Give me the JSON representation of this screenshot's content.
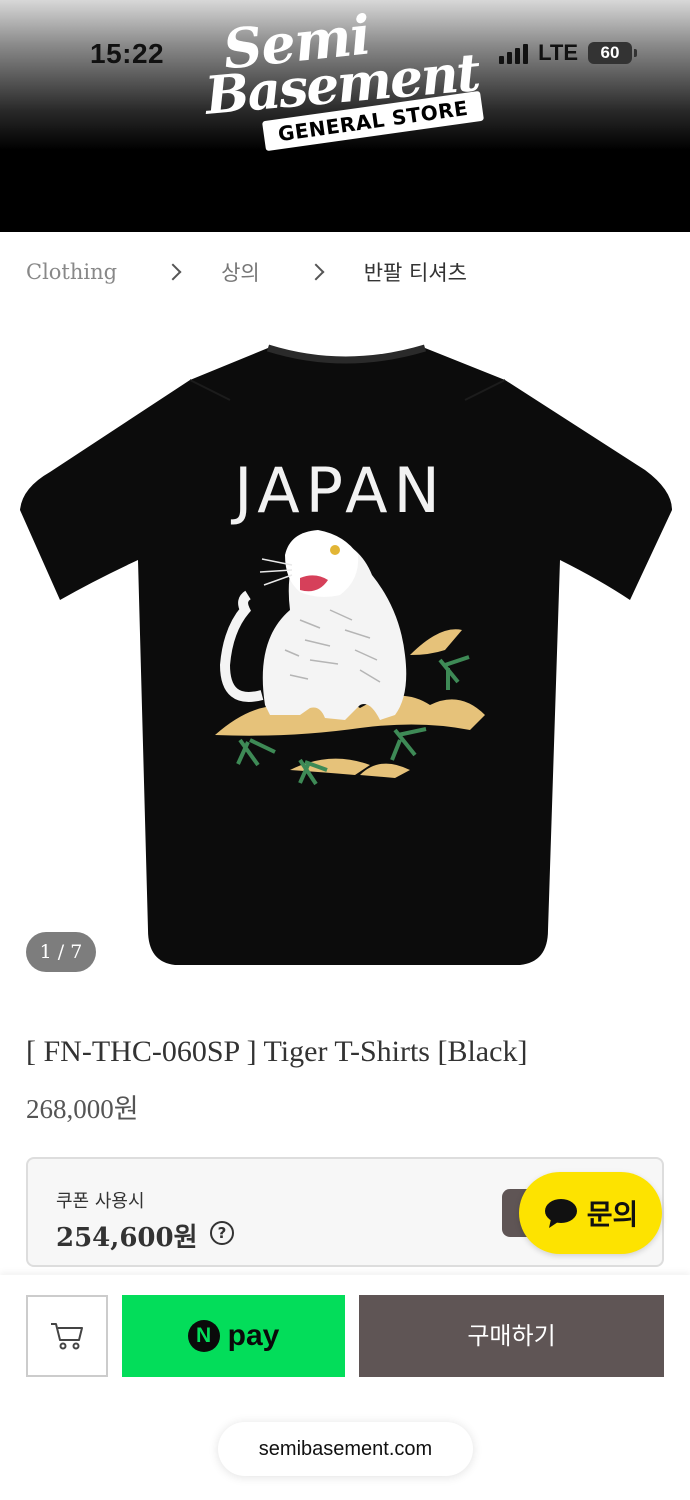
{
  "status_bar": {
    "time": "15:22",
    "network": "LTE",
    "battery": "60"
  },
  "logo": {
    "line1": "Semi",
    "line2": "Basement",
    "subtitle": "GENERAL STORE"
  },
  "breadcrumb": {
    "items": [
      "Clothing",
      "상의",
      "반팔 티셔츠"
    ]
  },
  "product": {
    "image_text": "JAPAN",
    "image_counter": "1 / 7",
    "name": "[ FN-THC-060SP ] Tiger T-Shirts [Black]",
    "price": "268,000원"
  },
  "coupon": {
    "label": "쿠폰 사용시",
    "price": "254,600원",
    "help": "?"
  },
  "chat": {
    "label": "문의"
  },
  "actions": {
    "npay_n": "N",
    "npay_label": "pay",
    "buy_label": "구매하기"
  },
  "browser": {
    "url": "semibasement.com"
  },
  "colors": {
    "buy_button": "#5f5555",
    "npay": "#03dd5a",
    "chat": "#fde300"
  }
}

WORK TO DO: Your task is to retype all the entries exactly and leave out any pictures.

WRITTEN ANSWER:
Give me the JSON representation of this screenshot's content.
{
  "status_bar": {
    "time": "15:22",
    "network": "LTE",
    "battery": "60"
  },
  "logo": {
    "line1": "Semi",
    "line2": "Basement",
    "subtitle": "GENERAL STORE"
  },
  "breadcrumb": {
    "items": [
      "Clothing",
      "상의",
      "반팔 티셔츠"
    ]
  },
  "product": {
    "image_text": "JAPAN",
    "image_counter": "1 / 7",
    "name": "[ FN-THC-060SP ] Tiger T-Shirts [Black]",
    "price": "268,000원"
  },
  "coupon": {
    "label": "쿠폰 사용시",
    "price": "254,600원",
    "help": "?"
  },
  "chat": {
    "label": "문의"
  },
  "actions": {
    "npay_n": "N",
    "npay_label": "pay",
    "buy_label": "구매하기"
  },
  "browser": {
    "url": "semibasement.com"
  },
  "colors": {
    "buy_button": "#5f5555",
    "npay": "#03dd5a",
    "chat": "#fde300"
  }
}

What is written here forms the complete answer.